SHORT PROBLEM:
Reproduce the listing word for word, leaving every picture behind.

DATA SHOWN:
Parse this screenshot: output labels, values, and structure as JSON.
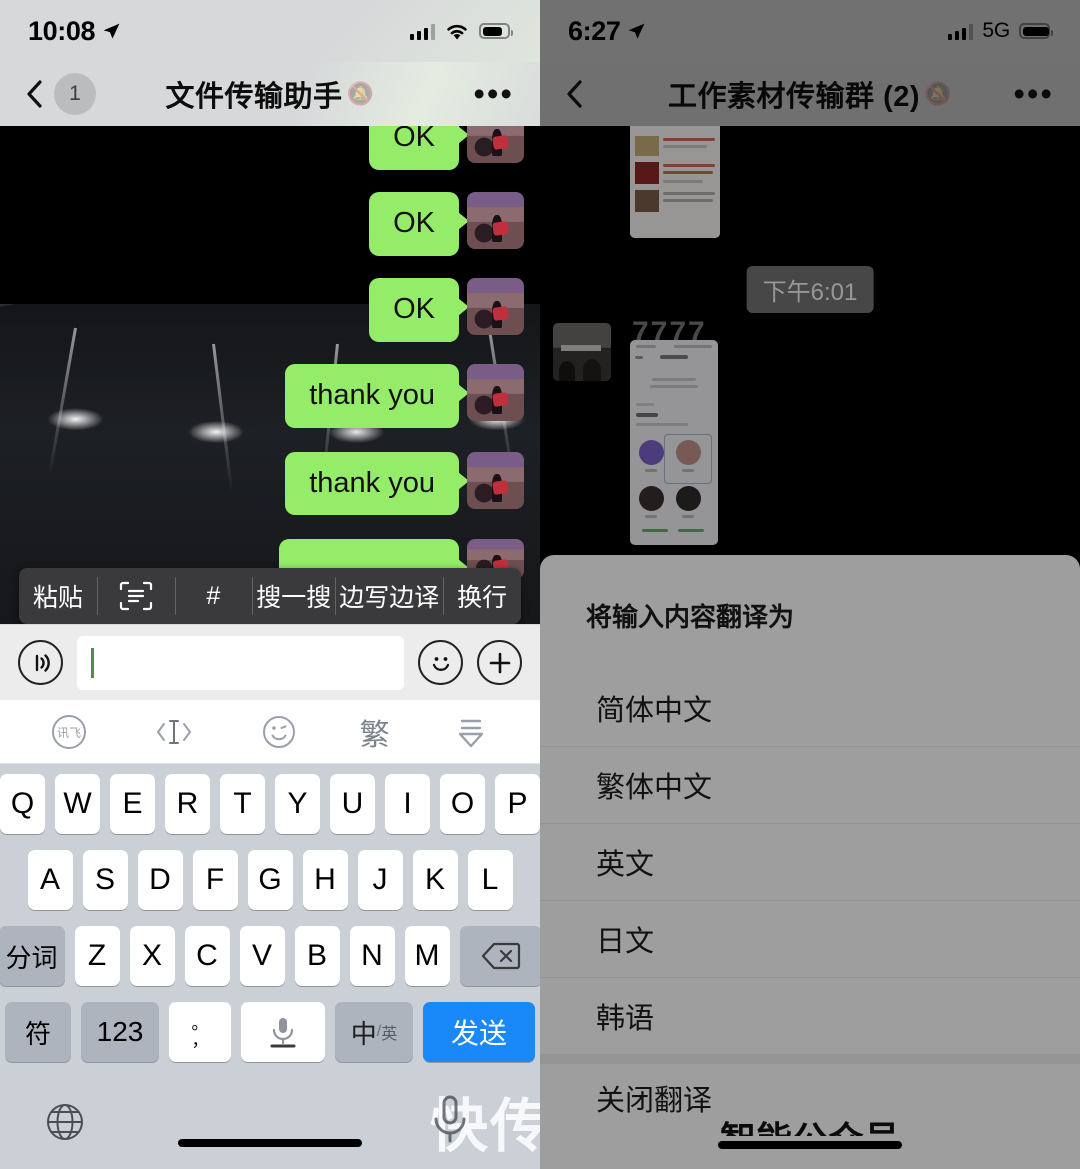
{
  "left_panel": {
    "status_bar": {
      "time": "10:08",
      "location_icon": "location-arrow-icon",
      "signal_icon": "cellular-bars-icon",
      "wifi_icon": "wifi-icon",
      "battery_icon": "battery-icon"
    },
    "nav_bar": {
      "back_icon": "chevron-left-icon",
      "back_badge": "1",
      "title": "文件传输助手",
      "mute_icon": "mute-bell-icon",
      "more_label": "•••"
    },
    "messages": [
      {
        "text": "OK",
        "side": "right"
      },
      {
        "text": "OK",
        "side": "right"
      },
      {
        "text": "OK",
        "side": "right"
      },
      {
        "text": "thank you",
        "side": "right"
      },
      {
        "text": "thank you",
        "side": "right"
      },
      {
        "text": "",
        "side": "right"
      }
    ],
    "long_press_toolbar": [
      {
        "label": "粘贴",
        "icon": ""
      },
      {
        "label": "",
        "icon": "scan-text-icon"
      },
      {
        "label": "#",
        "icon": ""
      },
      {
        "label": "搜一搜",
        "icon": ""
      },
      {
        "label": "边写边译",
        "icon": ""
      },
      {
        "label": "换行",
        "icon": ""
      }
    ],
    "input_bar": {
      "voice_icon": "voice-wave-icon",
      "input_value": "",
      "input_placeholder": "",
      "emoji_icon": "smiley-face-icon",
      "plus_icon": "plus-circle-icon"
    },
    "keyboard": {
      "toolbar": [
        {
          "icon": "ime-logo-icon",
          "label": "讯飞"
        },
        {
          "icon": "cursor-move-icon",
          "label": ""
        },
        {
          "icon": "emoji-wink-icon",
          "label": ""
        },
        {
          "icon": "",
          "label": "繁"
        },
        {
          "icon": "collapse-keyboard-icon",
          "label": ""
        }
      ],
      "row1": [
        "Q",
        "W",
        "E",
        "R",
        "T",
        "Y",
        "U",
        "I",
        "O",
        "P"
      ],
      "row2": [
        "A",
        "S",
        "D",
        "F",
        "G",
        "H",
        "J",
        "K",
        "L"
      ],
      "row3_left": "分词",
      "row3": [
        "Z",
        "X",
        "C",
        "V",
        "B",
        "N",
        "M"
      ],
      "row3_right_icon": "backspace-icon",
      "row4": {
        "symbol": "符",
        "numbers": "123",
        "punct_top": "。",
        "punct_bottom": "，",
        "space_icon": "microphone-icon",
        "lang_main": "中",
        "lang_sub": "英",
        "send": "发送"
      },
      "globe_icon": "globe-icon"
    },
    "watermark": "快传"
  },
  "right_panel": {
    "status_bar": {
      "time": "6:27",
      "location_icon": "location-arrow-icon",
      "signal_icon": "cellular-bars-icon",
      "network": "5G",
      "battery_icon": "battery-icon"
    },
    "nav_bar": {
      "back_icon": "chevron-left-icon",
      "title": "工作素材传输群 (2)",
      "mute_icon": "mute-bell-icon",
      "more_label": "•••"
    },
    "chat": {
      "timestamp_pill": "下午6:01",
      "text_message": "7777"
    },
    "action_sheet": {
      "title": "将输入内容翻译为",
      "options": [
        "简体中文",
        "繁体中文",
        "英文",
        "日文",
        "韩语"
      ],
      "close_option": "关闭翻译",
      "footer_text": "智能公众号"
    }
  },
  "colors": {
    "bubble_green": "#95EC69",
    "send_blue": "#1989FA",
    "keyboard_bg": "#CBD0D7",
    "key_fn": "#AEB4BD",
    "toolbar_dark": "#3A3A3C",
    "input_bar_bg": "#ECECEC"
  }
}
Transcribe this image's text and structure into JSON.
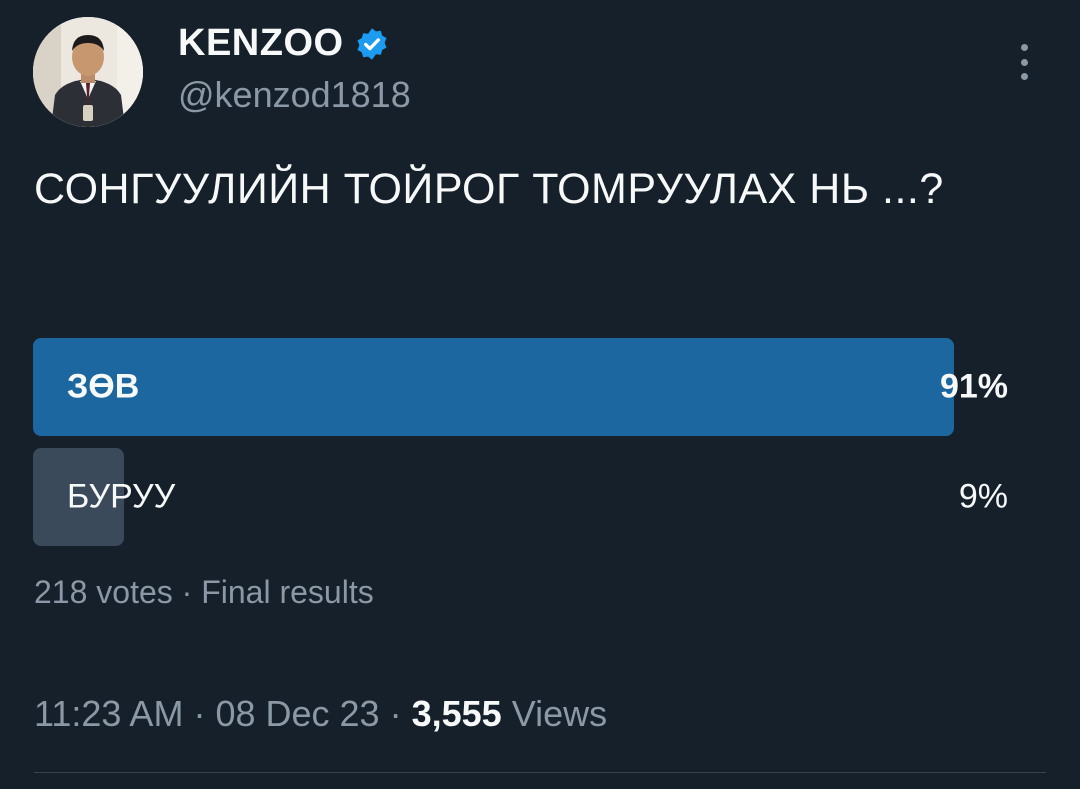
{
  "author": {
    "display_name": "KENZOO",
    "handle": "@kenzod1818",
    "verified": true,
    "avatar_icon": "profile-photo"
  },
  "more_icon": "more-vertical-icon",
  "tweet": {
    "text": "СОНГУУЛИЙН ТОЙРОГ ТОМРУУЛАХ НЬ ...?"
  },
  "poll": {
    "options": [
      {
        "label": "ЗӨВ",
        "percent_text": "91%",
        "percent": 91,
        "winner": true
      },
      {
        "label": "БУРУУ",
        "percent_text": "9%",
        "percent": 9,
        "winner": false
      }
    ],
    "votes_text": "218 votes",
    "separator": "·",
    "status_text": "Final results"
  },
  "meta": {
    "time": "11:23 AM",
    "separator": "·",
    "date": "08 Dec 23",
    "views_count": "3,555",
    "views_label": "Views"
  },
  "colors": {
    "background": "#15202b",
    "winner_bar": "#1c679f",
    "other_bar": "#3a4a5a",
    "secondary_text": "#8b98a5",
    "verified": "#1d9bf0"
  }
}
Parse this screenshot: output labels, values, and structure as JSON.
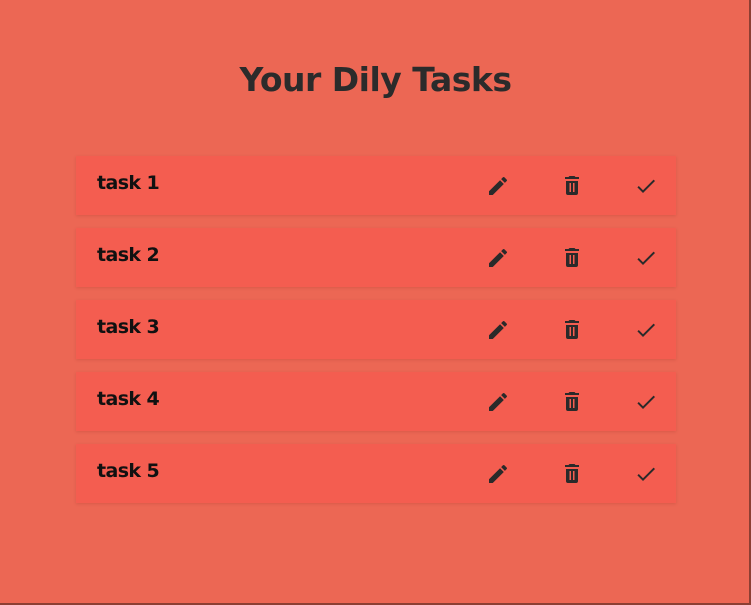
{
  "page": {
    "title": "Your Dily Tasks"
  },
  "tasks": [
    {
      "label": "task 1"
    },
    {
      "label": "task 2"
    },
    {
      "label": "task 3"
    },
    {
      "label": "task 4"
    },
    {
      "label": "task 5"
    }
  ],
  "icons": {
    "edit": "pencil-icon",
    "delete": "trash-icon",
    "complete": "checkmark-icon"
  },
  "colors": {
    "background": "#ec6754",
    "row": "#f45d50",
    "text": "#111111",
    "icon": "#2a2a2a"
  }
}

OUTPUT:
Parse this screenshot: output labels, values, and structure as JSON.
{
  "left_panel": {
    "status_bar": {
      "time": "10:08",
      "location_icon": "location-arrow-icon",
      "signal_icon": "cellular-bars-icon",
      "wifi_icon": "wifi-icon",
      "battery_icon": "battery-icon"
    },
    "nav_bar": {
      "back_icon": "chevron-left-icon",
      "back_badge": "1",
      "title": "文件传输助手",
      "mute_icon": "mute-bell-icon",
      "more_label": "•••"
    },
    "messages": [
      {
        "text": "OK",
        "side": "right"
      },
      {
        "text": "OK",
        "side": "right"
      },
      {
        "text": "OK",
        "side": "right"
      },
      {
        "text": "thank you",
        "side": "right"
      },
      {
        "text": "thank you",
        "side": "right"
      },
      {
        "text": "",
        "side": "right"
      }
    ],
    "long_press_toolbar": [
      {
        "label": "粘贴",
        "icon": ""
      },
      {
        "label": "",
        "icon": "scan-text-icon"
      },
      {
        "label": "#",
        "icon": ""
      },
      {
        "label": "搜一搜",
        "icon": ""
      },
      {
        "label": "边写边译",
        "icon": ""
      },
      {
        "label": "换行",
        "icon": ""
      }
    ],
    "input_bar": {
      "voice_icon": "voice-wave-icon",
      "input_value": "",
      "input_placeholder": "",
      "emoji_icon": "smiley-face-icon",
      "plus_icon": "plus-circle-icon"
    },
    "keyboard": {
      "toolbar": [
        {
          "icon": "ime-logo-icon",
          "label": "讯飞"
        },
        {
          "icon": "cursor-move-icon",
          "label": ""
        },
        {
          "icon": "emoji-wink-icon",
          "label": ""
        },
        {
          "icon": "",
          "label": "繁"
        },
        {
          "icon": "collapse-keyboard-icon",
          "label": ""
        }
      ],
      "row1": [
        "Q",
        "W",
        "E",
        "R",
        "T",
        "Y",
        "U",
        "I",
        "O",
        "P"
      ],
      "row2": [
        "A",
        "S",
        "D",
        "F",
        "G",
        "H",
        "J",
        "K",
        "L"
      ],
      "row3_left": "分词",
      "row3": [
        "Z",
        "X",
        "C",
        "V",
        "B",
        "N",
        "M"
      ],
      "row3_right_icon": "backspace-icon",
      "row4": {
        "symbol": "符",
        "numbers": "123",
        "punct_top": "。",
        "punct_bottom": "，",
        "space_icon": "microphone-icon",
        "lang_main": "中",
        "lang_sub": "英",
        "send": "发送"
      },
      "globe_icon": "globe-icon"
    },
    "watermark": "快传"
  },
  "right_panel": {
    "status_bar": {
      "time": "6:27",
      "location_icon": "location-arrow-icon",
      "signal_icon": "cellular-bars-icon",
      "network": "5G",
      "battery_icon": "battery-icon"
    },
    "nav_bar": {
      "back_icon": "chevron-left-icon",
      "title": "工作素材传输群 (2)",
      "mute_icon": "mute-bell-icon",
      "more_label": "•••"
    },
    "chat": {
      "timestamp_pill": "下午6:01",
      "text_message": "7777"
    },
    "action_sheet": {
      "title": "将输入内容翻译为",
      "options": [
        "简体中文",
        "繁体中文",
        "英文",
        "日文",
        "韩语"
      ],
      "close_option": "关闭翻译",
      "footer_text": "智能公众号"
    }
  },
  "colors": {
    "bubble_green": "#95EC69",
    "send_blue": "#1989FA",
    "keyboard_bg": "#CBD0D7",
    "key_fn": "#AEB4BD",
    "toolbar_dark": "#3A3A3C",
    "input_bar_bg": "#ECECEC"
  }
}
Transcribe this image's text and structure into JSON.
{
  "author": {
    "display_name": "KENZOO",
    "handle": "@kenzod1818",
    "verified": true,
    "avatar_icon": "profile-photo"
  },
  "more_icon": "more-vertical-icon",
  "tweet": {
    "text": "СОНГУУЛИЙН ТОЙРОГ ТОМРУУЛАХ НЬ ...?"
  },
  "poll": {
    "options": [
      {
        "label": "ЗӨВ",
        "percent_text": "91%",
        "percent": 91,
        "winner": true
      },
      {
        "label": "БУРУУ",
        "percent_text": "9%",
        "percent": 9,
        "winner": false
      }
    ],
    "votes_text": "218 votes",
    "separator": "·",
    "status_text": "Final results"
  },
  "meta": {
    "time": "11:23 AM",
    "separator": "·",
    "date": "08 Dec 23",
    "views_count": "3,555",
    "views_label": "Views"
  },
  "colors": {
    "background": "#15202b",
    "winner_bar": "#1c679f",
    "other_bar": "#3a4a5a",
    "secondary_text": "#8b98a5",
    "verified": "#1d9bf0"
  }
}
Parse this screenshot: output labels, values, and structure as JSON.
{
  "page": {
    "title": "Your Dily Tasks"
  },
  "tasks": [
    {
      "label": "task 1"
    },
    {
      "label": "task 2"
    },
    {
      "label": "task 3"
    },
    {
      "label": "task 4"
    },
    {
      "label": "task 5"
    }
  ],
  "icons": {
    "edit": "pencil-icon",
    "delete": "trash-icon",
    "complete": "checkmark-icon"
  },
  "colors": {
    "background": "#ec6754",
    "row": "#f45d50",
    "text": "#111111",
    "icon": "#2a2a2a"
  }
}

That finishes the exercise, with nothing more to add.